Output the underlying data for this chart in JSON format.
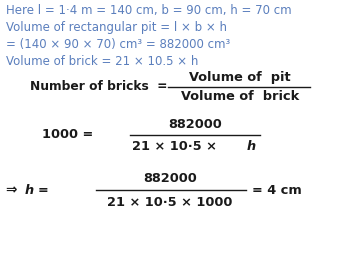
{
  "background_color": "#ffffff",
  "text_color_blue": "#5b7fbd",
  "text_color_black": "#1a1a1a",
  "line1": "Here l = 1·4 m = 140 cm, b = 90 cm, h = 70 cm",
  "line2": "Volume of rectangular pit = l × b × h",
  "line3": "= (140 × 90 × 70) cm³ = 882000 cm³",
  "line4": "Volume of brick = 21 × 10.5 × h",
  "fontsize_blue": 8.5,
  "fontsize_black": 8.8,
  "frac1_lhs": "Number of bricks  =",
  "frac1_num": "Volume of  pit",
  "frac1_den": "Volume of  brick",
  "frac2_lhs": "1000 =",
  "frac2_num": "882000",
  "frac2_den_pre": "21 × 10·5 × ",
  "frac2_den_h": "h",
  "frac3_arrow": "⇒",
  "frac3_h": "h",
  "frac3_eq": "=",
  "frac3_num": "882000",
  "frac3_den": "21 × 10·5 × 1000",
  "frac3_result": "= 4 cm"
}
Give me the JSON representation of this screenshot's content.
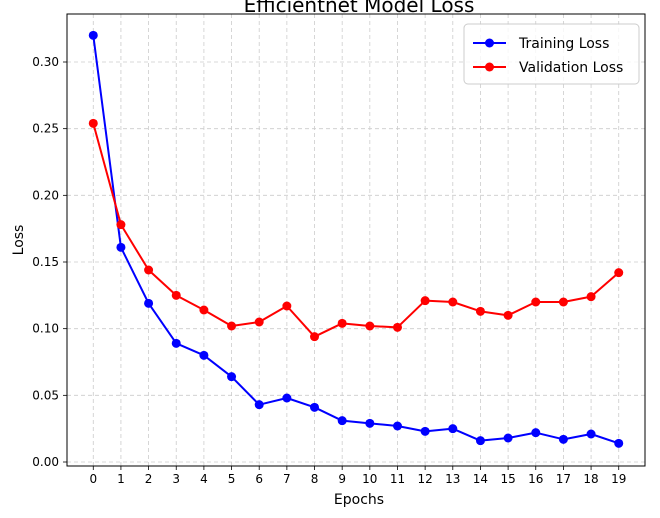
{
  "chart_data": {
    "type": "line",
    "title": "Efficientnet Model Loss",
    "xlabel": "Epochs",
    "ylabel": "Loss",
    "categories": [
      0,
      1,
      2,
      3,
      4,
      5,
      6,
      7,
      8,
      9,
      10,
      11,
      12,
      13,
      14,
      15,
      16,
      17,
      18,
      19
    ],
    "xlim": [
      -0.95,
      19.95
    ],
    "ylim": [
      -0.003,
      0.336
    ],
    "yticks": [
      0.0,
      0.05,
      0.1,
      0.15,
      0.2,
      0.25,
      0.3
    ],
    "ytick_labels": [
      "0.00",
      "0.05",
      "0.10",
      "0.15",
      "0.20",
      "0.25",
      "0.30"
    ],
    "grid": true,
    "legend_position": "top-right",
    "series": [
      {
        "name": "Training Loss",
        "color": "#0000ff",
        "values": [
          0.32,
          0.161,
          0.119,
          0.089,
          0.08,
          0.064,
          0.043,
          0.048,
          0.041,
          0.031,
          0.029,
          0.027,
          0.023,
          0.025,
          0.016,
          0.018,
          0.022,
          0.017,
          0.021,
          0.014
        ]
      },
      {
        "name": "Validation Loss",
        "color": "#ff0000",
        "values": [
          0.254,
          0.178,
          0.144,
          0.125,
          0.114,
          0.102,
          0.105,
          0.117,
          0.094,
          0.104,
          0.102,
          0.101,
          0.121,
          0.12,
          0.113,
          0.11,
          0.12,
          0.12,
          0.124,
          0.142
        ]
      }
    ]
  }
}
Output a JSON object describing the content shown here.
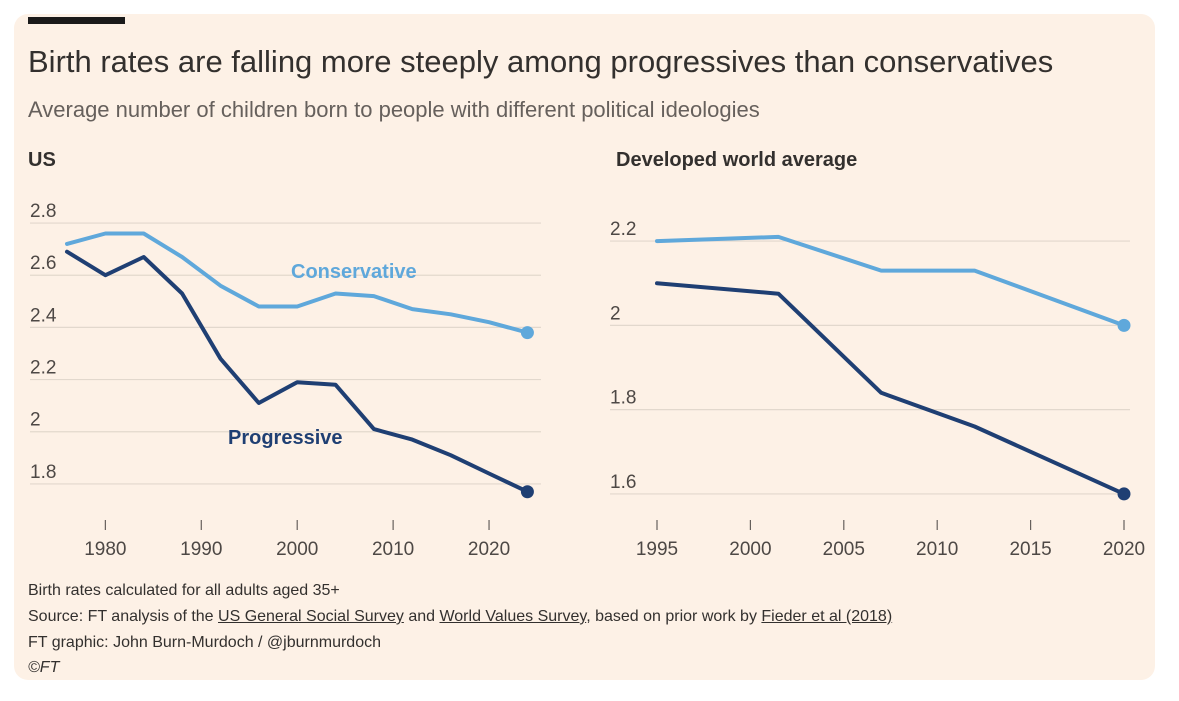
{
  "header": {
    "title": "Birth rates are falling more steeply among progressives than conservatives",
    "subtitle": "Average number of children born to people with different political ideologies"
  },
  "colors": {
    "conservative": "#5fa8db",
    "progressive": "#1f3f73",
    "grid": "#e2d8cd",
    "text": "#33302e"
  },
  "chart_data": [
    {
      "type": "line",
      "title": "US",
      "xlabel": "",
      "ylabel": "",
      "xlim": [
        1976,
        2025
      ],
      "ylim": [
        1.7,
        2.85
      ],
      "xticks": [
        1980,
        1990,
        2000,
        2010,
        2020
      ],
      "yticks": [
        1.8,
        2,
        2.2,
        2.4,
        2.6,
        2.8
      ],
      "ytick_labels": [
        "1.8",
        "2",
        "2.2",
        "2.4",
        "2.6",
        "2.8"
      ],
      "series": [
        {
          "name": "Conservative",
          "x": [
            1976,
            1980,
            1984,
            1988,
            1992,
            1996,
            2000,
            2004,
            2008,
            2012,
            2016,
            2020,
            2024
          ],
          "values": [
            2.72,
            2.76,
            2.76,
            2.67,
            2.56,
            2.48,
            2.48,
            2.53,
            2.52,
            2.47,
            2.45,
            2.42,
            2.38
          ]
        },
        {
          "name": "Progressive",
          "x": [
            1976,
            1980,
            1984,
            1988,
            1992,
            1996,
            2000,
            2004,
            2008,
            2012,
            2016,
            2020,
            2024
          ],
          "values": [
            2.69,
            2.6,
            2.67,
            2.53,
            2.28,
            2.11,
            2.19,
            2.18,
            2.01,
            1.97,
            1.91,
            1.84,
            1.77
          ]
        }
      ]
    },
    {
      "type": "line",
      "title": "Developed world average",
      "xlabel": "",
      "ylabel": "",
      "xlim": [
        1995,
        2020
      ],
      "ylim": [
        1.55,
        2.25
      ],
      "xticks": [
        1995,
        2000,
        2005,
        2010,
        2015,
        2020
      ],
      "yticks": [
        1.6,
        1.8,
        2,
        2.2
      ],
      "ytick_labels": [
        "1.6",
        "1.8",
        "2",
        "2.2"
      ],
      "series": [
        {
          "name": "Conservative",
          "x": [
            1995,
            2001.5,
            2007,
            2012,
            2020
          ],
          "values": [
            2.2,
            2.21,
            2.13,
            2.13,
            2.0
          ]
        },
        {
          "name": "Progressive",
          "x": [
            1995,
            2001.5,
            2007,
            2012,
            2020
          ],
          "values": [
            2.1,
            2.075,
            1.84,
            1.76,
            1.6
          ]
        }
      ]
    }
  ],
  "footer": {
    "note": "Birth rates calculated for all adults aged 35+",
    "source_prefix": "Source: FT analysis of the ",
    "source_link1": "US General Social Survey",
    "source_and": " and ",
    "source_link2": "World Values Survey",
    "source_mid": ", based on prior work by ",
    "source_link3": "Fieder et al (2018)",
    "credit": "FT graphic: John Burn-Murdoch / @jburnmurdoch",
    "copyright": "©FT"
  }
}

* Stated goal: Extract every line of the records above that contains the word "JSON".

* Expected answer:
Output the underlying data for this chart in JSON format.
Give me the JSON representation of this screenshot's content.
Output a JSON object describing the content shown here.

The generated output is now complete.